◆ MATERIAL SHOWN
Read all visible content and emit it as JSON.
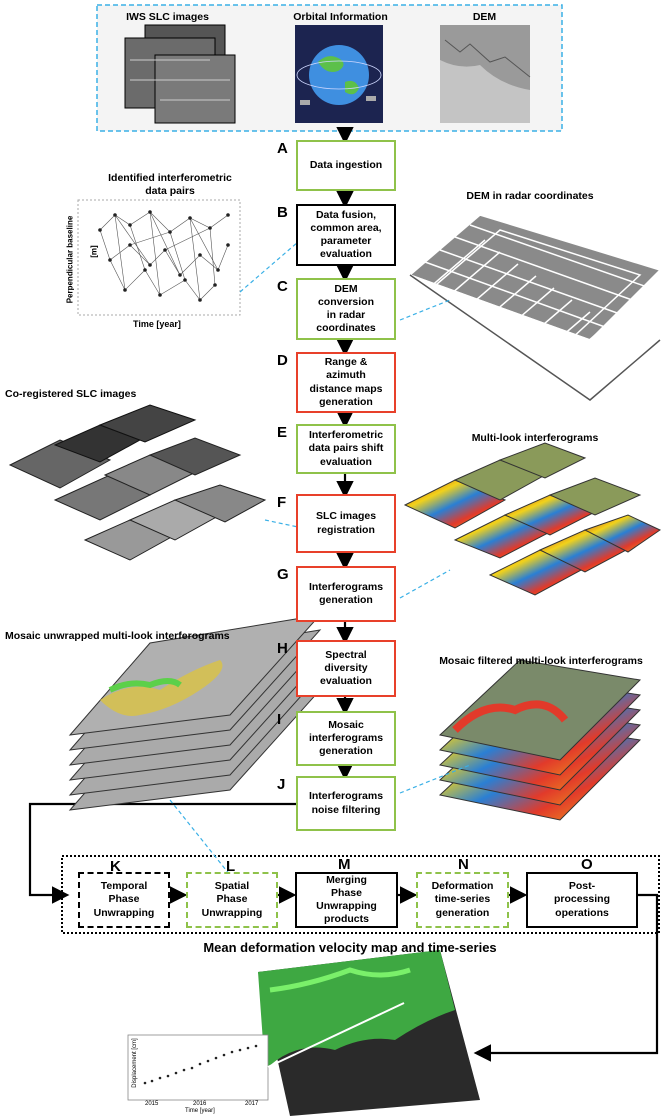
{
  "header": {
    "labels": [
      "IWS SLC images",
      "Orbital Information",
      "DEM"
    ]
  },
  "steps": [
    {
      "letter": "A",
      "label": "Data ingestion"
    },
    {
      "letter": "B",
      "label": "Data fusion,\ncommon area,\nparameter\nevaluation"
    },
    {
      "letter": "C",
      "label": "DEM\nconversion\nin radar\ncoordinates"
    },
    {
      "letter": "D",
      "label": "Range &\nazimuth\ndistance maps\ngeneration"
    },
    {
      "letter": "E",
      "label": "Interferometric\ndata pairs shift\nevaluation"
    },
    {
      "letter": "F",
      "label": "SLC images\nregistration"
    },
    {
      "letter": "G",
      "label": "Interferograms\ngeneration"
    },
    {
      "letter": "H",
      "label": "Spectral\ndiversity\nevaluation"
    },
    {
      "letter": "I",
      "label": "Mosaic\ninterferograms\ngeneration"
    },
    {
      "letter": "J",
      "label": "Interferograms\nnoise filtering"
    }
  ],
  "unwrap_steps": [
    {
      "letter": "K",
      "label": "Temporal\nPhase\nUnwrapping"
    },
    {
      "letter": "L",
      "label": "Spatial\nPhase\nUnwrapping"
    },
    {
      "letter": "M",
      "label": "Merging\nPhase\nUnwrapping\nproducts"
    },
    {
      "letter": "N",
      "label": "Deformation\ntime-series\ngeneration"
    },
    {
      "letter": "O",
      "label": "Post-\nprocessing\noperations"
    }
  ],
  "side_captions": {
    "pairs": "Identified interferometric\ndata pairs",
    "dem_radar": "DEM in radar coordinates",
    "coreg": "Co-registered SLC images",
    "multilook": "Multi-look interferograms",
    "mosaic_unwrapped": "Mosaic unwrapped multi-look interferograms",
    "mosaic_filtered": "Mosaic filtered multi-look interferograms"
  },
  "baseline_plot": {
    "ylabel": "Perpendicular baseline",
    "yunit": "[m]",
    "xlabel": "Time [year]"
  },
  "result": {
    "title": "Mean deformation velocity map and time-series",
    "ts_ylabel": "Displacement [cm]",
    "ts_xlabel": "Time [year]",
    "ts_ticks": [
      "2015",
      "2016",
      "2017"
    ]
  },
  "colors": {
    "green": "#8fc24a",
    "red": "#e8402a",
    "dashed_blue": "#3ab0e6"
  }
}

◆ WHAT TO DO
Transcribe the listing above verbatim. Omit the pictures.

◆ EXERCISE RESULT
Read all visible content and emit it as JSON.
{
  "header": {
    "labels": [
      "IWS SLC images",
      "Orbital Information",
      "DEM"
    ]
  },
  "steps": [
    {
      "letter": "A",
      "label": "Data ingestion"
    },
    {
      "letter": "B",
      "label": "Data fusion,\ncommon area,\nparameter\nevaluation"
    },
    {
      "letter": "C",
      "label": "DEM\nconversion\nin radar\ncoordinates"
    },
    {
      "letter": "D",
      "label": "Range &\nazimuth\ndistance maps\ngeneration"
    },
    {
      "letter": "E",
      "label": "Interferometric\ndata pairs shift\nevaluation"
    },
    {
      "letter": "F",
      "label": "SLC images\nregistration"
    },
    {
      "letter": "G",
      "label": "Interferograms\ngeneration"
    },
    {
      "letter": "H",
      "label": "Spectral\ndiversity\nevaluation"
    },
    {
      "letter": "I",
      "label": "Mosaic\ninterferograms\ngeneration"
    },
    {
      "letter": "J",
      "label": "Interferograms\nnoise filtering"
    }
  ],
  "unwrap_steps": [
    {
      "letter": "K",
      "label": "Temporal\nPhase\nUnwrapping"
    },
    {
      "letter": "L",
      "label": "Spatial\nPhase\nUnwrapping"
    },
    {
      "letter": "M",
      "label": "Merging\nPhase\nUnwrapping\nproducts"
    },
    {
      "letter": "N",
      "label": "Deformation\ntime-series\ngeneration"
    },
    {
      "letter": "O",
      "label": "Post-\nprocessing\noperations"
    }
  ],
  "side_captions": {
    "pairs": "Identified interferometric\ndata pairs",
    "dem_radar": "DEM in radar coordinates",
    "coreg": "Co-registered SLC images",
    "multilook": "Multi-look interferograms",
    "mosaic_unwrapped": "Mosaic unwrapped multi-look interferograms",
    "mosaic_filtered": "Mosaic filtered multi-look interferograms"
  },
  "baseline_plot": {
    "ylabel": "Perpendicular baseline",
    "yunit": "[m]",
    "xlabel": "Time [year]"
  },
  "result": {
    "title": "Mean deformation velocity map and time-series",
    "ts_ylabel": "Displacement [cm]",
    "ts_xlabel": "Time [year]",
    "ts_ticks": [
      "2015",
      "2016",
      "2017"
    ]
  },
  "colors": {
    "green": "#8fc24a",
    "red": "#e8402a",
    "dashed_blue": "#3ab0e6"
  }
}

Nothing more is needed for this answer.